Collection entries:
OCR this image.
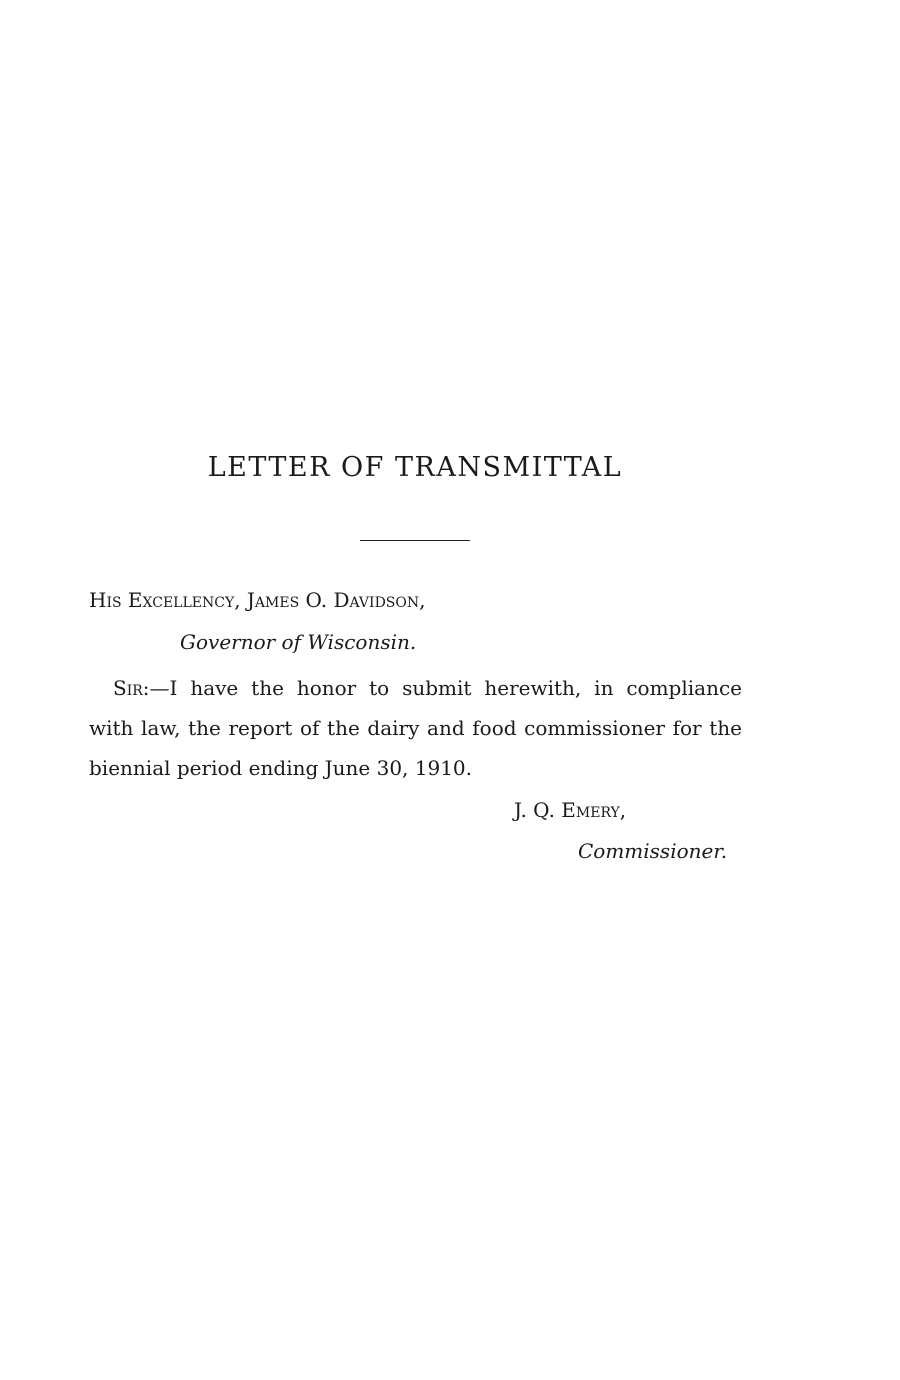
LETTER OF TRANSMITTAL
His Excellency, James O. Davidson,
Governor of Wisconsin.
Sir:—I have the honor to submit herewith, in compliance
with law, the report of the dairy and food commissioner for the
biennial period ending June 30, 1910.
J. Q. Emery,
Commissioner.
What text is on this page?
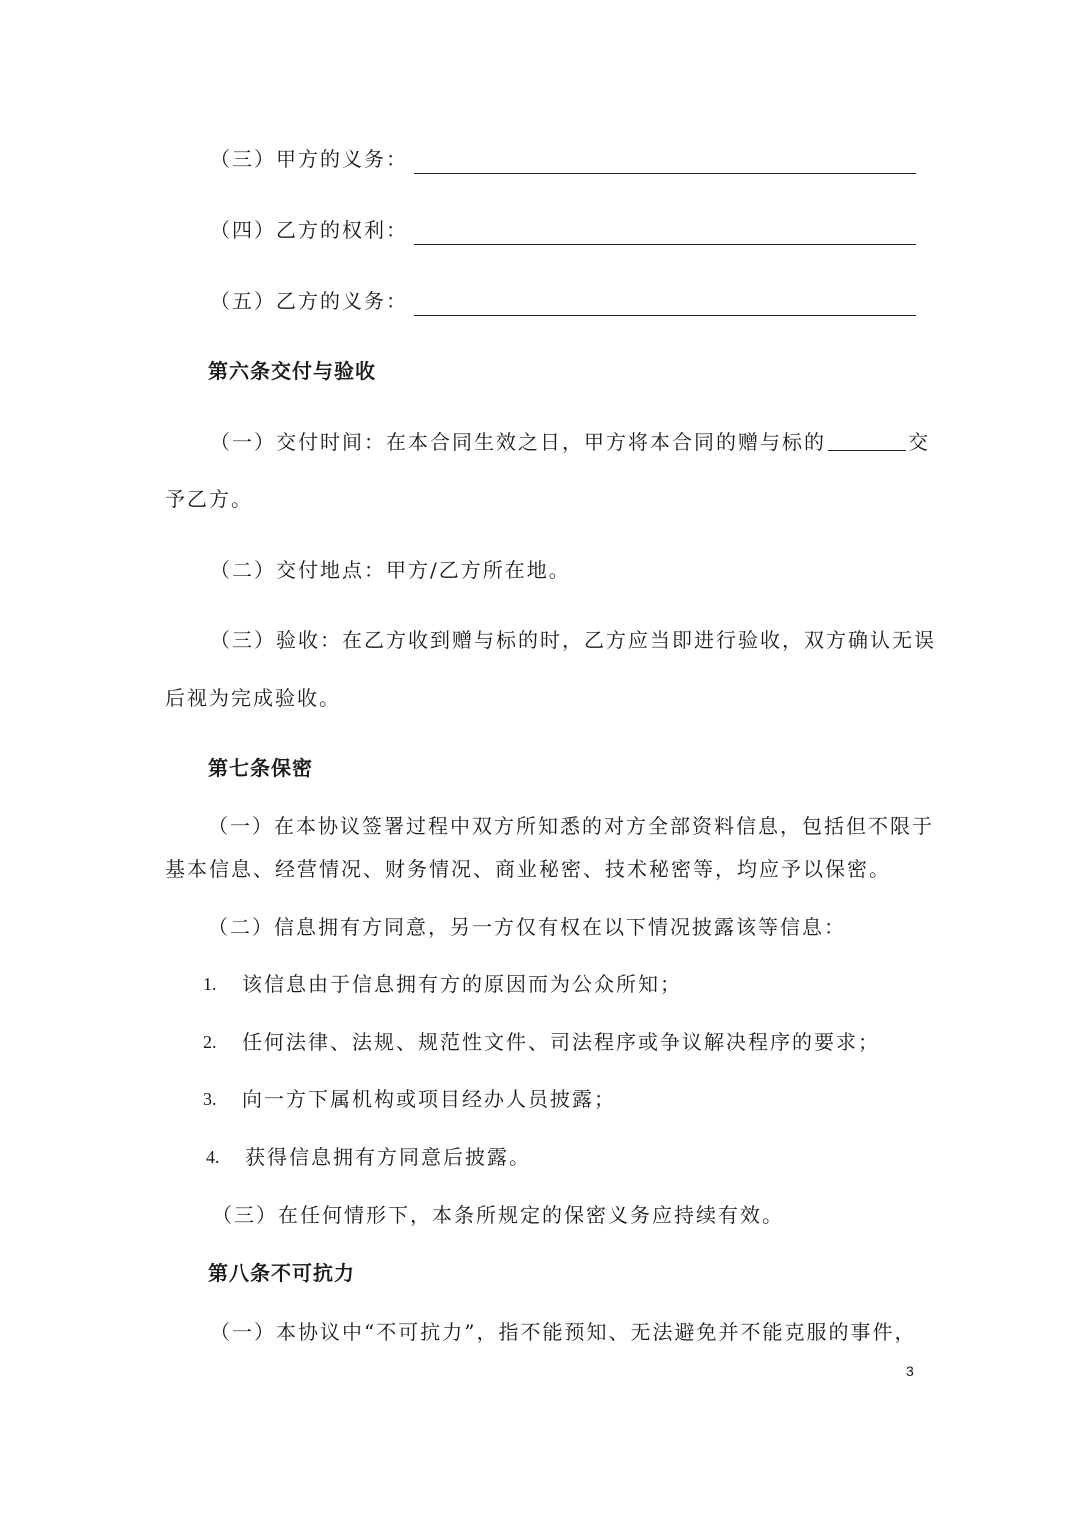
（三）甲方的义务：
（四）乙方的权利：
（五）乙方的义务：
第六条交付与验收
（一）交付时间：在本合同生效之日，甲方将本合同的赠与标的	交
予乙方。
（二）交付地点：甲方/乙方所在地。
（三）验收：在乙方收到赠与标的时，乙方应当即进行验收，双方确认无误
后视为完成验收。
第七条保密
（一）在本协议签署过程中双方所知悉的对方全部资料信息，包括但不限于
基本信息、经营情况、财务情况、商业秘密、技术秘密等，均应予以保密。
（二）信息拥有方同意，另一方仅有权在以下情况披露该等信息：
1. 该信息由于信息拥有方的原因而为公众所知；
2. 任何法律、法规、规范性文件、司法程序或争议解决程序的要求；
3. 向一方下属机构或项目经办人员披露；
4. 获得信息拥有方同意后披露。
（三）在任何情形下，本条所规定的保密义务应持续有效。
第八条不可抗力
（一）本协议中“不可抗力”，指不能预知、无法避免并不能克服的事件，
3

▶ WHAT IS EXPECTED
Give the count of lines containing "this", with no added text.

▶ WRITTEN ANSWER
2